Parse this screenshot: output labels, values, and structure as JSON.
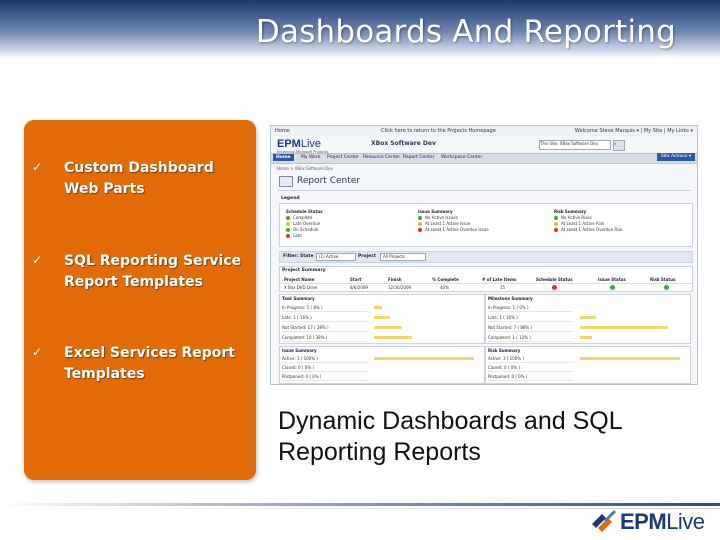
{
  "slide": {
    "title": "Dashboards And Reporting",
    "caption_line1": "Dynamic Dashboards and SQL",
    "caption_line2": "Reporting Reports"
  },
  "bullets": [
    {
      "line1": "Custom Dashboard",
      "line2": "Web Parts"
    },
    {
      "line1": "SQL Reporting Service",
      "line2": "Report Templates"
    },
    {
      "line1": "Excel Services Report",
      "line2": "Templates"
    }
  ],
  "check_glyph": "✓",
  "logo": {
    "epm": "EPM",
    "live": "Live",
    "icon": "epmlive-logo-icon"
  },
  "colors": {
    "panel": "#e36c0a",
    "header": "#1c3a6e",
    "accent": "#2c5aa0",
    "green": "#3aa83a",
    "yellow": "#e8c21a",
    "red": "#d9342b"
  },
  "screenshot": {
    "topline_left": "Home",
    "topline_middle": "Click here to return to the Projects Homepage",
    "topline_right": "Welcome Steve Marquis ▾ | My Site | My Links ▾",
    "brand_epm": "EPM",
    "brand_live": "Live",
    "brand_sub": "Enterprise Microsoft Products",
    "site_title": "XBox Software Dev",
    "search_value": "This Site: XBox Software Dev",
    "nav_tabs": [
      "Home",
      "My Work",
      "Project Center",
      "Resource Center",
      "Report Center",
      "Workspace Center"
    ],
    "site_actions": "Site Actions ▾",
    "breadcrumb": "Home > XBox Software Dev",
    "page_title": "Report Center",
    "legend_label": "Legend",
    "legend": {
      "schedule": {
        "header": "Schedule Status",
        "items": [
          "Complete",
          "Late Overdue",
          "On Schedule",
          "Late"
        ]
      },
      "issues": {
        "header": "Issue Summary",
        "items": [
          "No Active Issues",
          "At Least 1 Active Issue",
          "At Least 1 Active Overdue Issue"
        ]
      },
      "risks": {
        "header": "Risk Summary",
        "items": [
          "No Active Risks",
          "At Least 1 Active Risk",
          "At Least 1 Active Overdue Risk"
        ]
      }
    },
    "filter": {
      "state_label": "Filter: State",
      "state_value": "(1) Active",
      "project_label": "Project",
      "project_value": "All Projects"
    },
    "project_summary": {
      "label": "Project Summary",
      "headers": [
        "Project Name",
        "Start",
        "Finish",
        "% Complete",
        "# of Late Items",
        "Schedule Status",
        "Issue Status",
        "Risk Status"
      ],
      "row": [
        "X Box DVD Drive",
        "8/6/2009",
        "12/30/2009",
        "40%",
        "15"
      ]
    },
    "task_summary": {
      "label": "Task Summary",
      "rows": [
        "In Progress: 5 ( 8% )",
        "Late: 1 ( 16% )",
        "Not Started: 17 ( 28% )",
        "Completed: 10 ( 38% )"
      ],
      "values": [
        8,
        16,
        28,
        38
      ]
    },
    "milestone_summary": {
      "label": "Milestone Summary",
      "rows": [
        "In Progress: 1 ( 0% )",
        "Late: 1 ( 16% )",
        "Not Started: 7 ( 88% )",
        "Completed: 1 ( 12% )"
      ],
      "values": [
        0,
        16,
        88,
        12
      ]
    },
    "issue_summary": {
      "label": "Issue Summary",
      "rows": [
        "Active: 3 ( 100% )",
        "Closed: 0 ( 0% )",
        "Postponed: 0 ( 0% )"
      ],
      "values": [
        100,
        0,
        0
      ]
    },
    "risk_summary": {
      "label": "Risk Summary",
      "rows": [
        "Active: 3 ( 100% )",
        "Closed: 0 ( 0% )",
        "Postponed: 0 ( 0% )"
      ],
      "values": [
        100,
        0,
        0
      ]
    }
  }
}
──────────────────────────────
Reproduce every line from the entries that holds the word "XBox".

**Task response:**
    "site_title": "XBox Software Dev",
    "search_value": "This Site: XBox Software Dev",
    "breadcrumb": "Home > XBox Software Dev",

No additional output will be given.